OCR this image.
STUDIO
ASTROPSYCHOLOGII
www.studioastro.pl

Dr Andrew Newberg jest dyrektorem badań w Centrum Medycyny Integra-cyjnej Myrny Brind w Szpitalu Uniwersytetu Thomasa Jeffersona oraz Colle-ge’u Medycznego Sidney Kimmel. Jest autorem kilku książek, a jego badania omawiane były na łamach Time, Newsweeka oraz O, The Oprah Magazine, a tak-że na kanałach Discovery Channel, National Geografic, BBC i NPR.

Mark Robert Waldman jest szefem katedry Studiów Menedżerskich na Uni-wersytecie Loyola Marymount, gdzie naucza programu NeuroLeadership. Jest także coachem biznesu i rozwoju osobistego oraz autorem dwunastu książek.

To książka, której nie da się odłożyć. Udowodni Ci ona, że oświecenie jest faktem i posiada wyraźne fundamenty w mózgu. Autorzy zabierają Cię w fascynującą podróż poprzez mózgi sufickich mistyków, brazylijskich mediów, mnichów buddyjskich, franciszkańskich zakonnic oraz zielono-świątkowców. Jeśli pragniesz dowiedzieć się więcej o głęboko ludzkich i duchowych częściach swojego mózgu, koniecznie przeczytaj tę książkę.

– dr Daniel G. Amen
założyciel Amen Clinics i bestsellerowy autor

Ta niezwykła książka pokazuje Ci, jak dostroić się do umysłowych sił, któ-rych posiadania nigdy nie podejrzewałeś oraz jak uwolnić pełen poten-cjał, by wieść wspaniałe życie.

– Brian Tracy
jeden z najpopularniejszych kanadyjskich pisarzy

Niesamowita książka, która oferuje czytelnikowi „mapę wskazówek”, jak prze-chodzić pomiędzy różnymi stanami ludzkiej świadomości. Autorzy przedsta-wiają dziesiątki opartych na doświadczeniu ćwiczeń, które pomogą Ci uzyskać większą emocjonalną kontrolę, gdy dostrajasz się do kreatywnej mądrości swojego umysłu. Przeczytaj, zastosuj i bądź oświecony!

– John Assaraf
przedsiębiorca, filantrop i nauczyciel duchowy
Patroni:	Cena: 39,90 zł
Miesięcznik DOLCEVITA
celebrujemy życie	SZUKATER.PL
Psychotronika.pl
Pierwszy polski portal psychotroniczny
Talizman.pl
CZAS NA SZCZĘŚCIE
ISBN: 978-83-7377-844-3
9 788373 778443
━━━━━━━━━━━━━━━━━━━━
Produce an exact copy of every entry above.

_Task answer_:
OCR this image.
STUDIO
ASTROPSYCHOLOGII
www.studioastro.pl

Dr Andrew Newberg jest dyrektorem badań w Centrum Medycyny Integra-cyjnej Myrny Brind w Szpitalu Uniwersytetu Thomasa Jeffersona oraz Colle-ge’u Medycznego Sidney Kimmel. Jest autorem kilku książek, a jego badania omawiane były na łamach Time, Newsweeka oraz O, The Oprah Magazine, a tak-że na kanałach Discovery Channel, National Geografic, BBC i NPR.

Mark Robert Waldman jest szefem katedry Studiów Menedżerskich na Uni-wersytecie Loyola Marymount, gdzie naucza programu NeuroLeadership. Jest także coachem biznesu i rozwoju osobistego oraz autorem dwunastu książek.

To książka, której nie da się odłożyć. Udowodni Ci ona, że oświecenie jest faktem i posiada wyraźne fundamenty w mózgu. Autorzy zabierają Cię w fascynującą podróż poprzez mózgi sufickich mistyków, brazylijskich mediów, mnichów buddyjskich, franciszkańskich zakonnic oraz zielono-świątkowców. Jeśli pragniesz dowiedzieć się więcej o głęboko ludzkich i duchowych częściach swojego mózgu, koniecznie przeczytaj tę książkę.

– dr Daniel G. Amen
założyciel Amen Clinics i bestsellerowy autor

Ta niezwykła książka pokazuje Ci, jak dostroić się do umysłowych sił, któ-rych posiadania nigdy nie podejrzewałeś oraz jak uwolnić pełen poten-cjał, by wieść wspaniałe życie.

– Brian Tracy
jeden z najpopularniejszych kanadyjskich pisarzy

Niesamowita książka, która oferuje czytelnikowi „mapę wskazówek”, jak prze-chodzić pomiędzy różnymi stanami ludzkiej świadomości. Autorzy przedsta-wiają dziesiątki opartych na doświadczeniu ćwiczeń, które pomogą Ci uzyskać większą emocjonalną kontrolę, gdy dostrajasz się do kreatywnej mądrości swojego umysłu. Przeczytaj, zastosuj i bądź oświecony!

– John Assaraf
przedsiębiorca, filantrop i nauczyciel duchowy
Patroni:	Cena: 39,90 zł
Miesięcznik DOLCEVITA
celebrujemy życie	SZUKATER.PL
Psychotronika.pl
Pierwszy polski portal psychotroniczny
Talizman.pl
CZAS NA SZCZĘŚCIE
ISBN: 978-83-7377-844-3
9 788373 778443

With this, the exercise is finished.